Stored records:
┌──
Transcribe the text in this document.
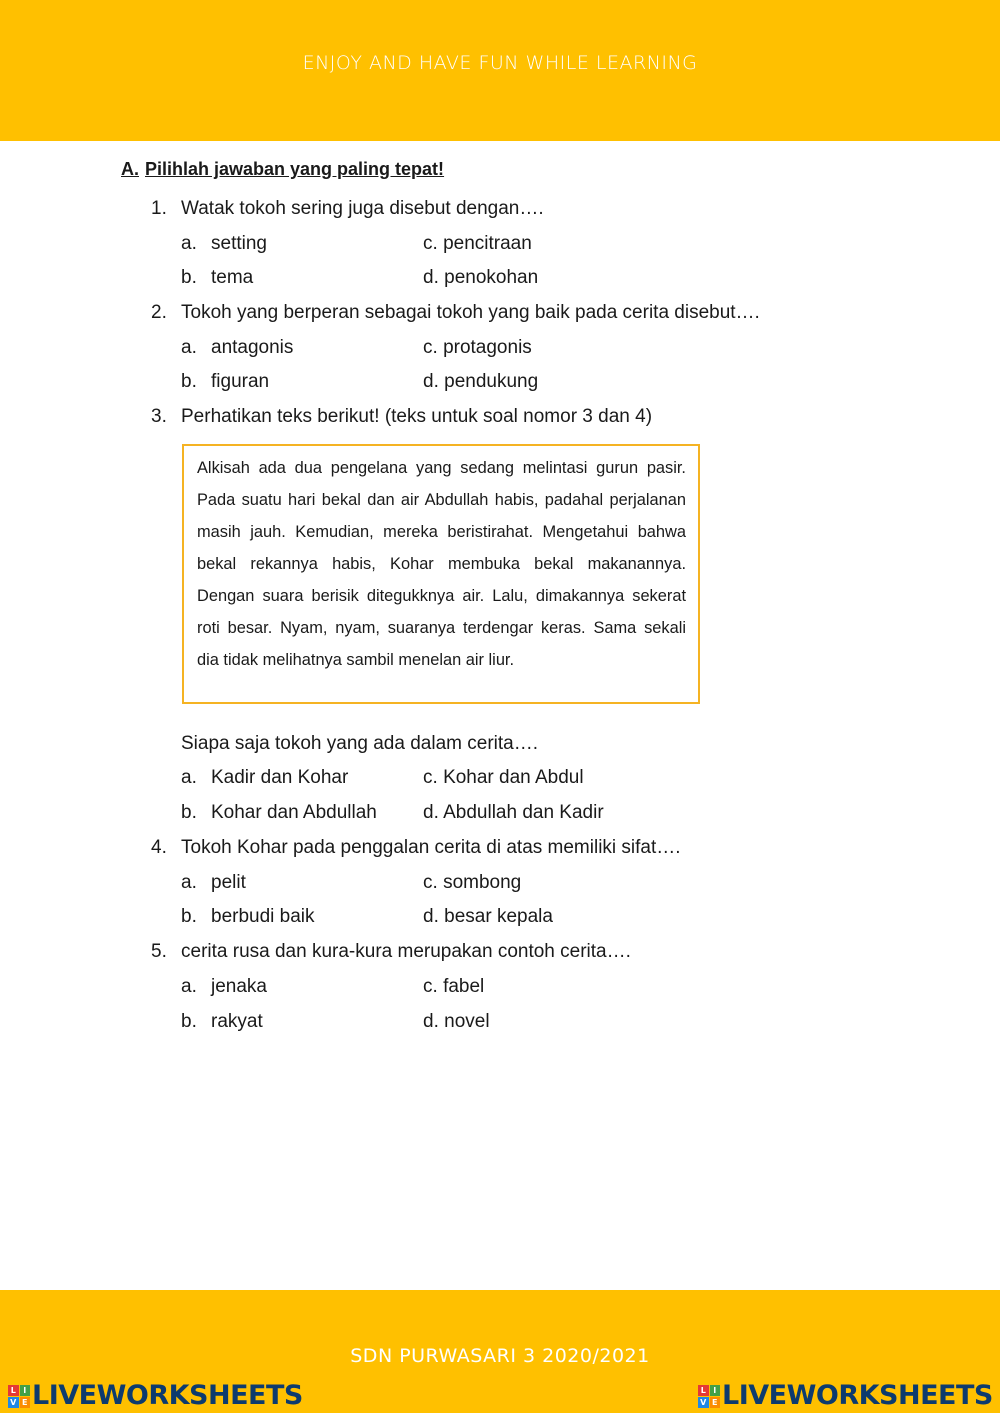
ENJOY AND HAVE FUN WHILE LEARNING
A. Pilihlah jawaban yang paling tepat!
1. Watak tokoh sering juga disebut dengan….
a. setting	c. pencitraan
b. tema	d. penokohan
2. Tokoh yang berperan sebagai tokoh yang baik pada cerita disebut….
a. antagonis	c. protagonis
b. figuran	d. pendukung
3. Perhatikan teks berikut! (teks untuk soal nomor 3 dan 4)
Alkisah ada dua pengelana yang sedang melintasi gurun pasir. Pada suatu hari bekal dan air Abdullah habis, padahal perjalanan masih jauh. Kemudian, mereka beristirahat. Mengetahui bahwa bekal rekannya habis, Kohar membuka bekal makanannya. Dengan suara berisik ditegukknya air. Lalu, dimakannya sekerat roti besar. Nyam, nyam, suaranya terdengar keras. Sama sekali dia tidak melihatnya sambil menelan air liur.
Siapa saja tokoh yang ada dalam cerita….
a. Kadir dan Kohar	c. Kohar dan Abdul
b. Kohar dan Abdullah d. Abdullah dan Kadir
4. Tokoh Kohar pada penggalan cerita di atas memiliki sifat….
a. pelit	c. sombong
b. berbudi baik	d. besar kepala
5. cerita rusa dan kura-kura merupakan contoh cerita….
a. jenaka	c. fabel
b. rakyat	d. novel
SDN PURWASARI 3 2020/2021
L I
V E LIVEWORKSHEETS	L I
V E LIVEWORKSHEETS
└──
- [WORK INSTRUCTIONS]:
Do not include the images; transcribe the rest of the listing exactly.

- [SOLUTION TO THE EXERCISE]:
Transcribe the text in this document.
ENJOY AND HAVE FUN WHILE LEARNING
A. Pilihlah jawaban yang paling tepat!
1. Watak tokoh sering juga disebut dengan….
a. setting	c. pencitraan
b. tema	d. penokohan
2. Tokoh yang berperan sebagai tokoh yang baik pada cerita disebut….
a. antagonis	c. protagonis
b. figuran	d. pendukung
3. Perhatikan teks berikut! (teks untuk soal nomor 3 dan 4)
Alkisah ada dua pengelana yang sedang melintasi gurun pasir. Pada suatu hari bekal dan air Abdullah habis, padahal perjalanan masih jauh. Kemudian, mereka beristirahat. Mengetahui bahwa bekal rekannya habis, Kohar membuka bekal makanannya. Dengan suara berisik ditegukknya air. Lalu, dimakannya sekerat roti besar. Nyam, nyam, suaranya terdengar keras. Sama sekali dia tidak melihatnya sambil menelan air liur.
Siapa saja tokoh yang ada dalam cerita….
a. Kadir dan Kohar	c. Kohar dan Abdul
b. Kohar dan Abdullah d. Abdullah dan Kadir
4. Tokoh Kohar pada penggalan cerita di atas memiliki sifat….
a. pelit	c. sombong
b. berbudi baik	d. besar kepala
5. cerita rusa dan kura-kura merupakan contoh cerita….
a. jenaka	c. fabel
b. rakyat	d. novel
SDN PURWASARI 3 2020/2021
L I
V E LIVEWORKSHEETS	L I
V E LIVEWORKSHEETS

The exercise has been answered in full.